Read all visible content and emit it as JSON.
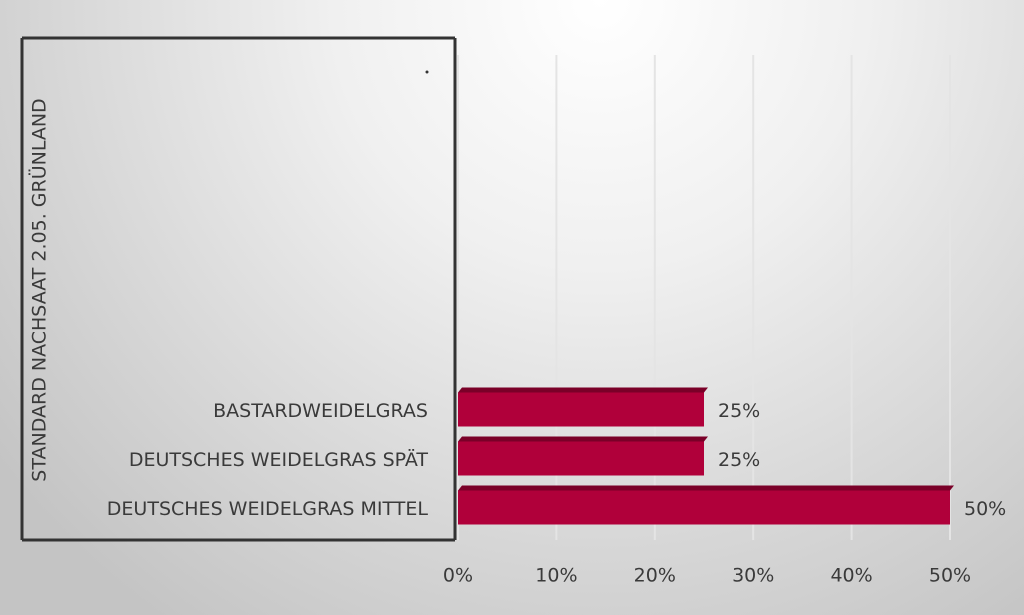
{
  "chart_data": {
    "type": "bar",
    "orientation": "horizontal",
    "y_label": "STANDARD NACHSAAT 2.05. GRÜNLAND",
    "categories": [
      "BASTARDWEIDELGRAS",
      "DEUTSCHES WEIDELGRAS SPÄT",
      "DEUTSCHES WEIDELGRAS MITTEL"
    ],
    "values": [
      25,
      25,
      50
    ],
    "value_labels": [
      "25%",
      "25%",
      "50%"
    ],
    "color": "#b0003a",
    "xlim": [
      0,
      50
    ],
    "xticks": [
      {
        "value": 0,
        "label": "0%"
      },
      {
        "value": 10,
        "label": "10%"
      },
      {
        "value": 20,
        "label": "20%"
      },
      {
        "value": 30,
        "label": "30%"
      },
      {
        "value": 40,
        "label": "40%"
      },
      {
        "value": 50,
        "label": "50%"
      }
    ],
    "grid": true
  }
}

* **Goal**
Make a word-for-word copy of the entries, without any pictures.

* **Task answer**
Read all visible content and emit it as JSON.
{
  "chart_data": {
    "type": "bar",
    "orientation": "horizontal",
    "y_label": "STANDARD NACHSAAT 2.05. GRÜNLAND",
    "categories": [
      "BASTARDWEIDELGRAS",
      "DEUTSCHES WEIDELGRAS SPÄT",
      "DEUTSCHES WEIDELGRAS MITTEL"
    ],
    "values": [
      25,
      25,
      50
    ],
    "value_labels": [
      "25%",
      "25%",
      "50%"
    ],
    "color": "#b0003a",
    "xlim": [
      0,
      50
    ],
    "xticks": [
      {
        "value": 0,
        "label": "0%"
      },
      {
        "value": 10,
        "label": "10%"
      },
      {
        "value": 20,
        "label": "20%"
      },
      {
        "value": 30,
        "label": "30%"
      },
      {
        "value": 40,
        "label": "40%"
      },
      {
        "value": 50,
        "label": "50%"
      }
    ],
    "grid": true
  }
}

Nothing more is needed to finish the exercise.